Records:
────────────────────────────────────────

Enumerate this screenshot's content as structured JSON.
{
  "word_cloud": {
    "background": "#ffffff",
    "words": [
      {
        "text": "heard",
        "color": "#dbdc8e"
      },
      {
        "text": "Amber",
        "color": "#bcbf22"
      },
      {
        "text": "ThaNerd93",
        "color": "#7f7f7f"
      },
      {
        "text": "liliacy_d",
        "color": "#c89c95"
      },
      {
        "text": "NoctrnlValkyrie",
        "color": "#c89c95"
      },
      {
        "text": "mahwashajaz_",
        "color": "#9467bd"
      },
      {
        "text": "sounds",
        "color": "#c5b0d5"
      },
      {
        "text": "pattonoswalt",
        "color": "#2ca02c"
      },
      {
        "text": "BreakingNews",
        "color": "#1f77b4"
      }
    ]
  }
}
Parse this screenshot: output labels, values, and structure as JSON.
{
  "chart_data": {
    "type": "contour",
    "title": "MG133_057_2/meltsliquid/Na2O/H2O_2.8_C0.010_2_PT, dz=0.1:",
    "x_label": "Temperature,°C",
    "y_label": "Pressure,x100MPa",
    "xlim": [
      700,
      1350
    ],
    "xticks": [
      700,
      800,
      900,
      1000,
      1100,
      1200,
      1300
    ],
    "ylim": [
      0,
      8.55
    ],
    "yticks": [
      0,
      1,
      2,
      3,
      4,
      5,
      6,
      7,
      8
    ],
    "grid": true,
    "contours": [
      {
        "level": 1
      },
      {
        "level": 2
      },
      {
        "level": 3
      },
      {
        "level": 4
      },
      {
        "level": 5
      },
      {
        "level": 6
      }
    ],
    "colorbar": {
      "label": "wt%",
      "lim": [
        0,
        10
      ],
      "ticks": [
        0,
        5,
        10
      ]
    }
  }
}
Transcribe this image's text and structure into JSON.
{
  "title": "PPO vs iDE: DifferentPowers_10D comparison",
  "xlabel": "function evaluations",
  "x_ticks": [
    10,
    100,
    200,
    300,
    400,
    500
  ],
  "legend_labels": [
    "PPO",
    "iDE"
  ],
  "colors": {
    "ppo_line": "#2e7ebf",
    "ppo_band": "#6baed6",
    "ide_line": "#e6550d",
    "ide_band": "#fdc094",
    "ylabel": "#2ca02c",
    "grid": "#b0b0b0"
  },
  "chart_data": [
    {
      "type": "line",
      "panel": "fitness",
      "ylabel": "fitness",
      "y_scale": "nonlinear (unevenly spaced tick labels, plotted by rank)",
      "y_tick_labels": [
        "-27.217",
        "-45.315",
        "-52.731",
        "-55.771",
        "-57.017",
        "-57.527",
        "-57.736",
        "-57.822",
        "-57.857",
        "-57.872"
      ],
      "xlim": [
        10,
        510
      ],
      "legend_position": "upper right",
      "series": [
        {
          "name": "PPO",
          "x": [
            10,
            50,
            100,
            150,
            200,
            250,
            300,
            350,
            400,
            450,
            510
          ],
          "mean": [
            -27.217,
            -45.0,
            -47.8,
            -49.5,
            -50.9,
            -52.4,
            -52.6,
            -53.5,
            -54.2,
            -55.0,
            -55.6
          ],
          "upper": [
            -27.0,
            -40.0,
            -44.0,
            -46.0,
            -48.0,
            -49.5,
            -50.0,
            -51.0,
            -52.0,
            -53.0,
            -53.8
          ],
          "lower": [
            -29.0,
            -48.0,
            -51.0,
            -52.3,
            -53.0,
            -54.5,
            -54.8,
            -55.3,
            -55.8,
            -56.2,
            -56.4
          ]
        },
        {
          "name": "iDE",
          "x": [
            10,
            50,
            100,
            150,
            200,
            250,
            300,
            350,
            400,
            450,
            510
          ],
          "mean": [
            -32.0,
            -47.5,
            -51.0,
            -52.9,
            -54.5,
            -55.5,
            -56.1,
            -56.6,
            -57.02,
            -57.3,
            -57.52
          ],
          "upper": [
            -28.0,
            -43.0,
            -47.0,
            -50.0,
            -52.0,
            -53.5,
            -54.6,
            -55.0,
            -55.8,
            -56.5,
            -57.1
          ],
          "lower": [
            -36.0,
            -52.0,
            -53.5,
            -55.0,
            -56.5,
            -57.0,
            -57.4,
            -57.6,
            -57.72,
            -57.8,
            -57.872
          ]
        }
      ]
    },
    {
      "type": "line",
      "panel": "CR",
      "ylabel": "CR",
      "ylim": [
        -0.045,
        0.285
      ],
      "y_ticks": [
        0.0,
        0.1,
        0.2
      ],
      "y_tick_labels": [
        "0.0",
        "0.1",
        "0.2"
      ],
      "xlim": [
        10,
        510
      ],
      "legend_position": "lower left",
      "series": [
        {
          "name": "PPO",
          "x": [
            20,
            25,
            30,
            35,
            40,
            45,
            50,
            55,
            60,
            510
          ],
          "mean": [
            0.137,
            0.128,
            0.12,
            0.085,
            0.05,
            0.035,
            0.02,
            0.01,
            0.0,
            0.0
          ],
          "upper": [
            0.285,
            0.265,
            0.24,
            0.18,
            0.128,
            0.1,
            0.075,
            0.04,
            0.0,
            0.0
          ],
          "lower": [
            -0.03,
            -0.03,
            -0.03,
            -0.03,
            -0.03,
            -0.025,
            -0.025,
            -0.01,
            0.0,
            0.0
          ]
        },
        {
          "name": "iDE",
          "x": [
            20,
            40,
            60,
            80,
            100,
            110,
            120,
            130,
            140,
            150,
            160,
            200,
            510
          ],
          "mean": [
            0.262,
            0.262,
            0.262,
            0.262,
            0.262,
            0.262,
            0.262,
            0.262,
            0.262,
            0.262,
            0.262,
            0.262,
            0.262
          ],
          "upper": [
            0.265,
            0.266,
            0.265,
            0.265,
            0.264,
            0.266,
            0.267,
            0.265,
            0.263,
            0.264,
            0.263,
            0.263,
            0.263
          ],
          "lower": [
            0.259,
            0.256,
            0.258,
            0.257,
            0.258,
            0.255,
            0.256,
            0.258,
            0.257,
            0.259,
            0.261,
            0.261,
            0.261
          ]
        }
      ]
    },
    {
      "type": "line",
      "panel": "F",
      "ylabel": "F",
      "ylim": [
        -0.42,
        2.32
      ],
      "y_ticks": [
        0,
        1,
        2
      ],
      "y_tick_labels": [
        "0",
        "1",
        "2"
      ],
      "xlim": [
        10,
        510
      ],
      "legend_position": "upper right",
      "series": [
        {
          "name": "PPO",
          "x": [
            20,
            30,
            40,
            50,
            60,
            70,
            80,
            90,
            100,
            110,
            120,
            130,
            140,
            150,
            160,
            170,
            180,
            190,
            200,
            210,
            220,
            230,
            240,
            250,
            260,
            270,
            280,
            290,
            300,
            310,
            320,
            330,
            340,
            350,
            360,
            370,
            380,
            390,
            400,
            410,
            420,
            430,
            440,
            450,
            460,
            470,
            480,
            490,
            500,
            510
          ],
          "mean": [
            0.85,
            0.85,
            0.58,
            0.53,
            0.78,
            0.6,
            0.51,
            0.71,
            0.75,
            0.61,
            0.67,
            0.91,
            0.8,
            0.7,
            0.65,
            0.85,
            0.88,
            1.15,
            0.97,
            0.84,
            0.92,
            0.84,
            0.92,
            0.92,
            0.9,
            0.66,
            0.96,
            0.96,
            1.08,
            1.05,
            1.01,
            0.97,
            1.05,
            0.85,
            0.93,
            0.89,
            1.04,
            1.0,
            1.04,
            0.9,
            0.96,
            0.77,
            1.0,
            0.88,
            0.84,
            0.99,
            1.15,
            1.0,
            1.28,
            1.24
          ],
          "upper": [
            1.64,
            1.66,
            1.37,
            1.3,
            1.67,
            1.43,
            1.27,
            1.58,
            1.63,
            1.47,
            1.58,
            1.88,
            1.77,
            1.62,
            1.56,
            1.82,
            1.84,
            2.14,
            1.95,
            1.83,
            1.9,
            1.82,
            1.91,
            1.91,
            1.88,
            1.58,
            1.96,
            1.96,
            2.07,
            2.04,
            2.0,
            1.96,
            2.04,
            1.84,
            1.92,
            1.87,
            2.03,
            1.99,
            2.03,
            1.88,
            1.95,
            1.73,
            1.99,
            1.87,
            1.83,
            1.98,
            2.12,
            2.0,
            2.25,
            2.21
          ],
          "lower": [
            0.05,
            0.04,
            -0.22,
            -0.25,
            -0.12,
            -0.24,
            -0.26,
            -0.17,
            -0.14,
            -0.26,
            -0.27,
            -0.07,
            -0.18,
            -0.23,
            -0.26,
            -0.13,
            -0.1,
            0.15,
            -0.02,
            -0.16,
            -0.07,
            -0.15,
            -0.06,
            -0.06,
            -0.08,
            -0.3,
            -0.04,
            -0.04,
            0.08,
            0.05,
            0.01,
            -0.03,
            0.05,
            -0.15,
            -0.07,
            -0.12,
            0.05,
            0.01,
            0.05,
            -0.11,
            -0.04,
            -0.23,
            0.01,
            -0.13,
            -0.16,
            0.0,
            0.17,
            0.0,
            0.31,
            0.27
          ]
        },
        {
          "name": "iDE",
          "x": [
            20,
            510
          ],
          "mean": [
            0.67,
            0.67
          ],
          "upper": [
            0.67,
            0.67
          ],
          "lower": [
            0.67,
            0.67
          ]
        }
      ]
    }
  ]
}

────────────────────────────────────────

Find the lines of the material that hold the word "this" and report their count alone.

3